**Entries**
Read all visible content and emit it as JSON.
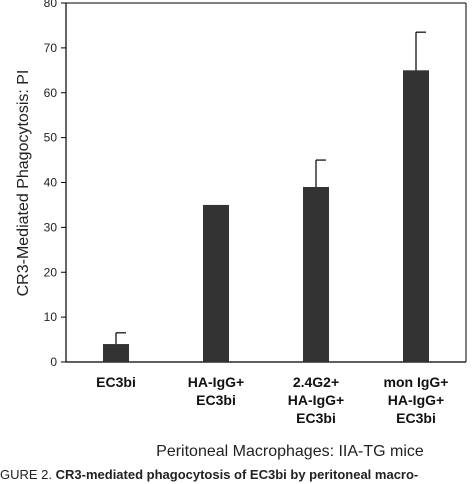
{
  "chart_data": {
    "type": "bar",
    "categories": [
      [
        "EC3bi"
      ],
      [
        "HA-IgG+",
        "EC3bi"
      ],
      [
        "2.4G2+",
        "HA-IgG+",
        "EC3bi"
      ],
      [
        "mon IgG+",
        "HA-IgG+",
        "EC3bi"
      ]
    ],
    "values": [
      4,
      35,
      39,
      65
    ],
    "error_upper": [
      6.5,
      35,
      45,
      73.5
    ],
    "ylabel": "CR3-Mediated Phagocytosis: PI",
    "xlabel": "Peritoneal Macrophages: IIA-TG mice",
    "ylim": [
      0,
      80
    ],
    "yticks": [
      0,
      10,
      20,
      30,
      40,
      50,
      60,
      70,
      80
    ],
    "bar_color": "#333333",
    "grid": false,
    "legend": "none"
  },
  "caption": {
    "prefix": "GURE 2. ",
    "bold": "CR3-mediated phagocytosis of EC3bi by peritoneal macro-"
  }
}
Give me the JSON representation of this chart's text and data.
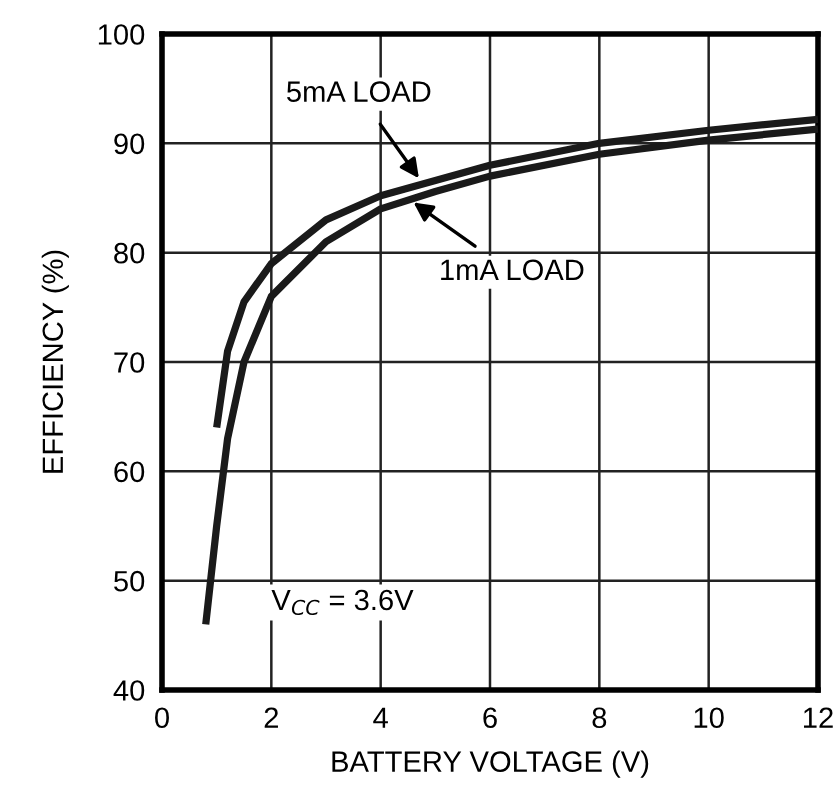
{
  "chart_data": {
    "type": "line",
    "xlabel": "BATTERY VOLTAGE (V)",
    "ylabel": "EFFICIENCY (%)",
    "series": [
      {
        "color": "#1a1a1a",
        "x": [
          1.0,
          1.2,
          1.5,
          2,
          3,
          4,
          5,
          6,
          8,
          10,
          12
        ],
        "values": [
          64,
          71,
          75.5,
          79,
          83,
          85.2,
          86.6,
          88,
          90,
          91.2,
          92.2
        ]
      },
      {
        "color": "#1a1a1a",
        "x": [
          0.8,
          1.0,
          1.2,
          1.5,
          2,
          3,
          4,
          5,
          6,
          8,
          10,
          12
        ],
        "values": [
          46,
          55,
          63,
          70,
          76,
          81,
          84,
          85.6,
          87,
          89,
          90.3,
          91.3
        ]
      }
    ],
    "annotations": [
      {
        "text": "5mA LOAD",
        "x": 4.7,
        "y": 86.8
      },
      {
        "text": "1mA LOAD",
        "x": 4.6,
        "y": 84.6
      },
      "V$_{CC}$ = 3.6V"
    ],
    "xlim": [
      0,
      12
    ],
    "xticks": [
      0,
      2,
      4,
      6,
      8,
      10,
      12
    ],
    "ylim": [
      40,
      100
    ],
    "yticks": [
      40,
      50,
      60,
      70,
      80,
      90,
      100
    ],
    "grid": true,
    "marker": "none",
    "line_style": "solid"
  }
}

**Task**
Restate the whole listing above exactly, except for its images.

**Exercise result**
Read all visible content and emit it as JSON.
{
  "chart_data": {
    "type": "bar",
    "categories": [
      [
        "EC3bi"
      ],
      [
        "HA-IgG+",
        "EC3bi"
      ],
      [
        "2.4G2+",
        "HA-IgG+",
        "EC3bi"
      ],
      [
        "mon IgG+",
        "HA-IgG+",
        "EC3bi"
      ]
    ],
    "values": [
      4,
      35,
      39,
      65
    ],
    "error_upper": [
      6.5,
      35,
      45,
      73.5
    ],
    "ylabel": "CR3-Mediated Phagocytosis: PI",
    "xlabel": "Peritoneal Macrophages: IIA-TG mice",
    "ylim": [
      0,
      80
    ],
    "yticks": [
      0,
      10,
      20,
      30,
      40,
      50,
      60,
      70,
      80
    ],
    "bar_color": "#333333",
    "grid": false,
    "legend": "none"
  },
  "caption": {
    "prefix": "GURE 2. ",
    "bold": "CR3-mediated phagocytosis of EC3bi by peritoneal macro-"
  }
}
Give me the JSON representation of this chart's text and data.
{
  "chart_data": {
    "type": "line",
    "xlabel": "BATTERY VOLTAGE (V)",
    "ylabel": "EFFICIENCY (%)",
    "series": [
      {
        "color": "#1a1a1a",
        "x": [
          1.0,
          1.2,
          1.5,
          2,
          3,
          4,
          5,
          6,
          8,
          10,
          12
        ],
        "values": [
          64,
          71,
          75.5,
          79,
          83,
          85.2,
          86.6,
          88,
          90,
          91.2,
          92.2
        ]
      },
      {
        "color": "#1a1a1a",
        "x": [
          0.8,
          1.0,
          1.2,
          1.5,
          2,
          3,
          4,
          5,
          6,
          8,
          10,
          12
        ],
        "values": [
          46,
          55,
          63,
          70,
          76,
          81,
          84,
          85.6,
          87,
          89,
          90.3,
          91.3
        ]
      }
    ],
    "annotations": [
      {
        "text": "5mA LOAD",
        "x": 4.7,
        "y": 86.8
      },
      {
        "text": "1mA LOAD",
        "x": 4.6,
        "y": 84.6
      },
      "V$_{CC}$ = 3.6V"
    ],
    "xlim": [
      0,
      12
    ],
    "xticks": [
      0,
      2,
      4,
      6,
      8,
      10,
      12
    ],
    "ylim": [
      40,
      100
    ],
    "yticks": [
      40,
      50,
      60,
      70,
      80,
      90,
      100
    ],
    "grid": true,
    "marker": "none",
    "line_style": "solid"
  }
}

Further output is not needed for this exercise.